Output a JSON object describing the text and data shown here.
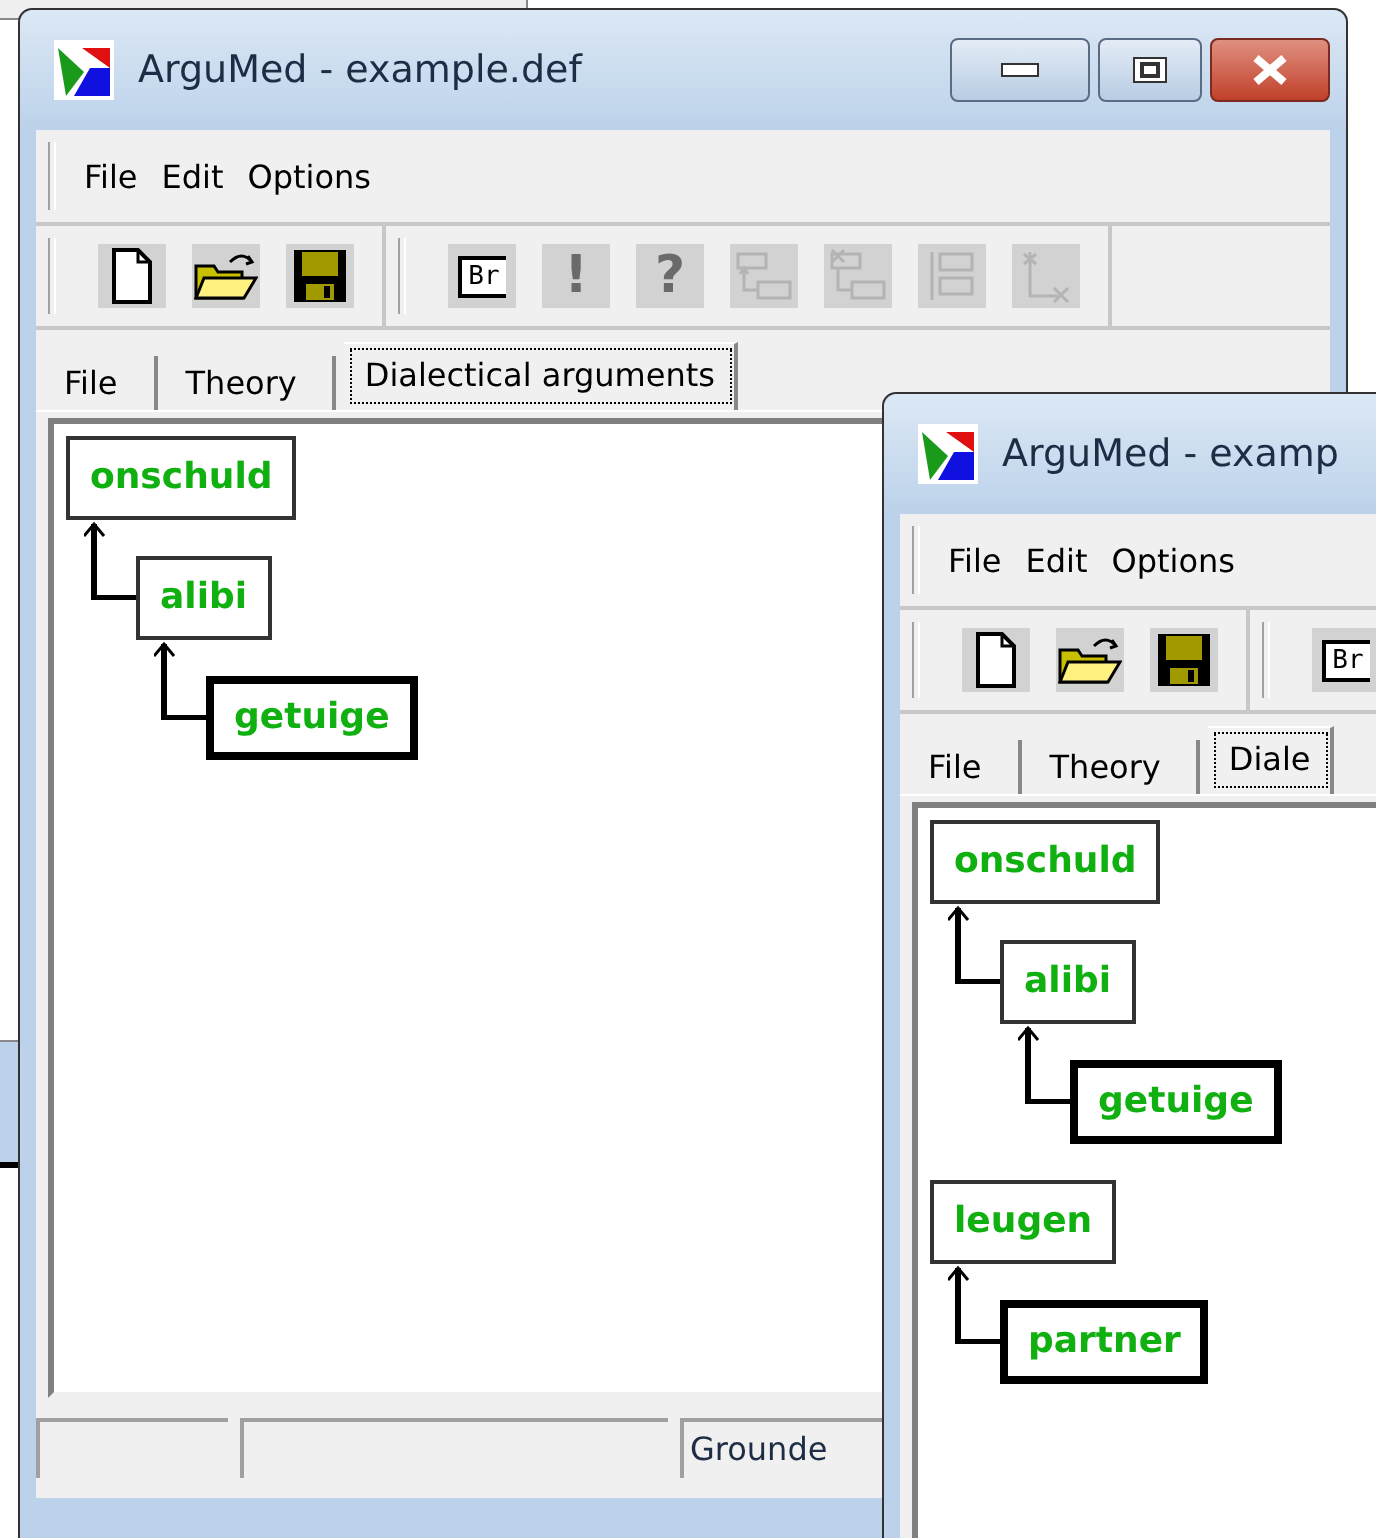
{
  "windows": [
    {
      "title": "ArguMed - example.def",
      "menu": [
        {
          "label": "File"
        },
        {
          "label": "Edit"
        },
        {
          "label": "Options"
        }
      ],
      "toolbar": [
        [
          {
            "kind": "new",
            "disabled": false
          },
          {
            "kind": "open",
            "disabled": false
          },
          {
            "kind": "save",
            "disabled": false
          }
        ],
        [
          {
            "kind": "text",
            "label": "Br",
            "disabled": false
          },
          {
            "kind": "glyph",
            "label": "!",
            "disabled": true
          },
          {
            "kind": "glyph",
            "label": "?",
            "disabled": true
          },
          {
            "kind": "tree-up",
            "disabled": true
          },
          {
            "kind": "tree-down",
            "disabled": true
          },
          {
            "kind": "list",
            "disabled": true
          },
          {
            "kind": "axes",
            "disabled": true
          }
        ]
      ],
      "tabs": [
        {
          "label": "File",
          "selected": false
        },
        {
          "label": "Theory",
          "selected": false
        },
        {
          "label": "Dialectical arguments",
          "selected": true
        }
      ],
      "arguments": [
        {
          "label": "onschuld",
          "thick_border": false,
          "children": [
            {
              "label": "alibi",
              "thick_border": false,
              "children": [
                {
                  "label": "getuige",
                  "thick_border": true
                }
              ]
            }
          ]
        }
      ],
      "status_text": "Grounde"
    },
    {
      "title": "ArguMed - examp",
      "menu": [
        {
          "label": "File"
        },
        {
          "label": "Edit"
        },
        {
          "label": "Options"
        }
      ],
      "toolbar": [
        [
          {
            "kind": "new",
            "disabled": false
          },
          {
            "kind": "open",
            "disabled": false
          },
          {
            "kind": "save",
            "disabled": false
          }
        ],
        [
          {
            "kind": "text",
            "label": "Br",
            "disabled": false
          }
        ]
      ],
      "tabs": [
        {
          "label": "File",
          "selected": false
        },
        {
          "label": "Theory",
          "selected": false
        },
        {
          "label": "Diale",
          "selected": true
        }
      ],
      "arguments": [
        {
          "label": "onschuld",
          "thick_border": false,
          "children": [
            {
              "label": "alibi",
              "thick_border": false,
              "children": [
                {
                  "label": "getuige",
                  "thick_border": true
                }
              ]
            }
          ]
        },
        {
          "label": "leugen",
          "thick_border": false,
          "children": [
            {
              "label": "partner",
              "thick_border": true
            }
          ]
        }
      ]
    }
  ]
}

================================

* EXERCISE *
Give every record back exactly as it reads, with no images.

* TASK RESPONSE *
Output a JSON object describing the text and data shown here.
{
  "windows": [
    {
      "title": "ArguMed - example.def",
      "menu": [
        {
          "label": "File"
        },
        {
          "label": "Edit"
        },
        {
          "label": "Options"
        }
      ],
      "toolbar": [
        [
          {
            "kind": "new",
            "disabled": false
          },
          {
            "kind": "open",
            "disabled": false
          },
          {
            "kind": "save",
            "disabled": false
          }
        ],
        [
          {
            "kind": "text",
            "label": "Br",
            "disabled": false
          },
          {
            "kind": "glyph",
            "label": "!",
            "disabled": true
          },
          {
            "kind": "glyph",
            "label": "?",
            "disabled": true
          },
          {
            "kind": "tree-up",
            "disabled": true
          },
          {
            "kind": "tree-down",
            "disabled": true
          },
          {
            "kind": "list",
            "disabled": true
          },
          {
            "kind": "axes",
            "disabled": true
          }
        ]
      ],
      "tabs": [
        {
          "label": "File",
          "selected": false
        },
        {
          "label": "Theory",
          "selected": false
        },
        {
          "label": "Dialectical arguments",
          "selected": true
        }
      ],
      "arguments": [
        {
          "label": "onschuld",
          "thick_border": false,
          "children": [
            {
              "label": "alibi",
              "thick_border": false,
              "children": [
                {
                  "label": "getuige",
                  "thick_border": true
                }
              ]
            }
          ]
        }
      ],
      "status_text": "Grounde"
    },
    {
      "title": "ArguMed - examp",
      "menu": [
        {
          "label": "File"
        },
        {
          "label": "Edit"
        },
        {
          "label": "Options"
        }
      ],
      "toolbar": [
        [
          {
            "kind": "new",
            "disabled": false
          },
          {
            "kind": "open",
            "disabled": false
          },
          {
            "kind": "save",
            "disabled": false
          }
        ],
        [
          {
            "kind": "text",
            "label": "Br",
            "disabled": false
          }
        ]
      ],
      "tabs": [
        {
          "label": "File",
          "selected": false
        },
        {
          "label": "Theory",
          "selected": false
        },
        {
          "label": "Diale",
          "selected": true
        }
      ],
      "arguments": [
        {
          "label": "onschuld",
          "thick_border": false,
          "children": [
            {
              "label": "alibi",
              "thick_border": false,
              "children": [
                {
                  "label": "getuige",
                  "thick_border": true
                }
              ]
            }
          ]
        },
        {
          "label": "leugen",
          "thick_border": false,
          "children": [
            {
              "label": "partner",
              "thick_border": true
            }
          ]
        }
      ]
    }
  ]
}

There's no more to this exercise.